Records provided »
□ □ □ □

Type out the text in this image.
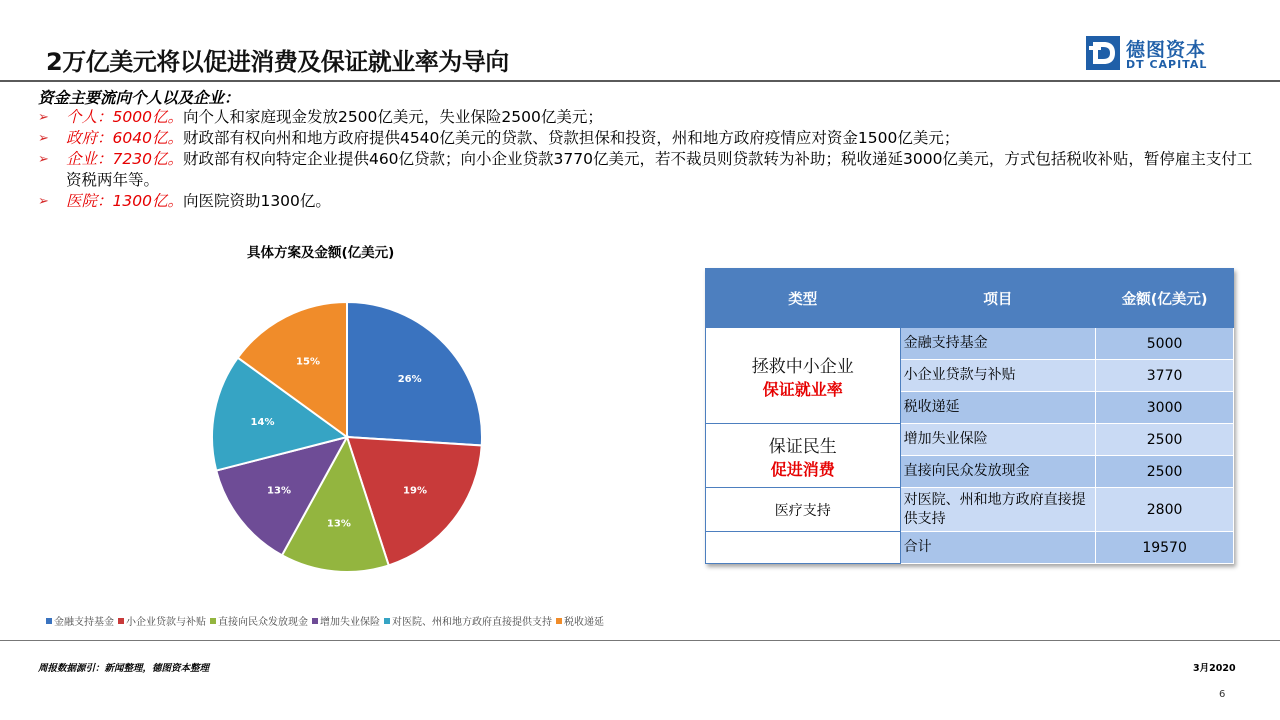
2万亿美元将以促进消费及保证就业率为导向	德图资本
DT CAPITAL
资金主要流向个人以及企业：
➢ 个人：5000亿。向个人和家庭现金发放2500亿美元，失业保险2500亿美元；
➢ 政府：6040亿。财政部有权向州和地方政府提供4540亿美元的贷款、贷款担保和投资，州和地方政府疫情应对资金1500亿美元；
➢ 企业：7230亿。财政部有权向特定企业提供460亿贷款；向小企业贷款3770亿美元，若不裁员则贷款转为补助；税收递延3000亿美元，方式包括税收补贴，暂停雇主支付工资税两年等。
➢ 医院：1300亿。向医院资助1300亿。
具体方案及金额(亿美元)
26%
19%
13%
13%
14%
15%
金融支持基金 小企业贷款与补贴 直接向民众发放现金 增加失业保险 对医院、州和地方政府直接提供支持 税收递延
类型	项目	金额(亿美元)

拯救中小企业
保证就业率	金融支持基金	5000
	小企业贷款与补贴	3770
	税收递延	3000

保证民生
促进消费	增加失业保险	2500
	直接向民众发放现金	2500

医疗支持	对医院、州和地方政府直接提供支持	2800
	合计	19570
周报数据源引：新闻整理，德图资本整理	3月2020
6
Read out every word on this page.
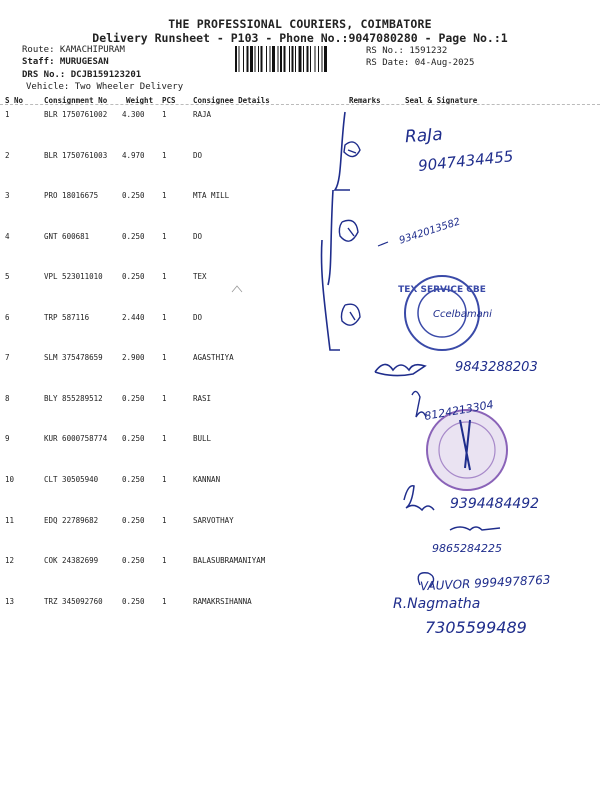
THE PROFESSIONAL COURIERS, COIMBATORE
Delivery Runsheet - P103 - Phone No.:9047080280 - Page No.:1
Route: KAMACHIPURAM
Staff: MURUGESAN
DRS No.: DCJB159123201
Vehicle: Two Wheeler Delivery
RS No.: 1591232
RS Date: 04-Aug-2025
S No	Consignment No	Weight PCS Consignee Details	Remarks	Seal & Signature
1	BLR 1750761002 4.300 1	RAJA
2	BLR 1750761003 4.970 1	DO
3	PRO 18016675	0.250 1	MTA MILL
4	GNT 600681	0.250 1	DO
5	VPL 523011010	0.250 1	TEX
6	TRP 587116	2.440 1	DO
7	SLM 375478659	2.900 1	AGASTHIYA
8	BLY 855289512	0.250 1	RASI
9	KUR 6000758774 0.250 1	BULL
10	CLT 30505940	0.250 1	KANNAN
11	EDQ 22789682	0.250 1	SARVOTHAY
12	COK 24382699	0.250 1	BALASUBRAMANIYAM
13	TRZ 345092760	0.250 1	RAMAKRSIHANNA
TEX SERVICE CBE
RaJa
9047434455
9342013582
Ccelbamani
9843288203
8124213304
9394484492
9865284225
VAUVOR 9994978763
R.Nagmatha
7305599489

□ □ □ □

Prompt »
Return every line of the records exactly as given, pictures excluded.

Exercise answer »
Type out the text in this image.
2万亿美元将以促进消费及保证就业率为导向	德图资本
DT CAPITAL
资金主要流向个人以及企业：
➢ 个人：5000亿。向个人和家庭现金发放2500亿美元，失业保险2500亿美元；
➢ 政府：6040亿。财政部有权向州和地方政府提供4540亿美元的贷款、贷款担保和投资，州和地方政府疫情应对资金1500亿美元；
➢ 企业：7230亿。财政部有权向特定企业提供460亿贷款；向小企业贷款3770亿美元，若不裁员则贷款转为补助；税收递延3000亿美元，方式包括税收补贴，暂停雇主支付工资税两年等。
➢ 医院：1300亿。向医院资助1300亿。
具体方案及金额(亿美元)
26%
19%
13%
13%
14%
15%
金融支持基金 小企业贷款与补贴 直接向民众发放现金 增加失业保险 对医院、州和地方政府直接提供支持 税收递延
类型	项目	金额(亿美元)

拯救中小企业
保证就业率	金融支持基金	5000
	小企业贷款与补贴	3770
	税收递延	3000

保证民生
促进消费	增加失业保险	2500
	直接向民众发放现金	2500

医疗支持	对医院、州和地方政府直接提供支持	2800
	合计	19570
周报数据源引：新闻整理，德图资本整理	3月2020
6
Read out every word on this page.
THE PROFESSIONAL COURIERS, COIMBATORE
Delivery Runsheet - P103 - Phone No.:9047080280 - Page No.:1
Route: KAMACHIPURAM
Staff: MURUGESAN
DRS No.: DCJB159123201
Vehicle: Two Wheeler Delivery
RS No.: 1591232
RS Date: 04-Aug-2025
S No	Consignment No	Weight PCS Consignee Details	Remarks	Seal & Signature
1	BLR 1750761002 4.300 1	RAJA
2	BLR 1750761003 4.970 1	DO
3	PRO 18016675	0.250 1	MTA MILL
4	GNT 600681	0.250 1	DO
5	VPL 523011010	0.250 1	TEX
6	TRP 587116	2.440 1	DO
7	SLM 375478659	2.900 1	AGASTHIYA
8	BLY 855289512	0.250 1	RASI
9	KUR 6000758774 0.250 1	BULL
10	CLT 30505940	0.250 1	KANNAN
11	EDQ 22789682	0.250 1	SARVOTHAY
12	COK 24382699	0.250 1	BALASUBRAMANIYAM
13	TRZ 345092760	0.250 1	RAMAKRSIHANNA
TEX SERVICE CBE
RaJa
9047434455
9342013582
Ccelbamani
9843288203
8124213304
9394484492
9865284225
VAUVOR 9994978763
R.Nagmatha
7305599489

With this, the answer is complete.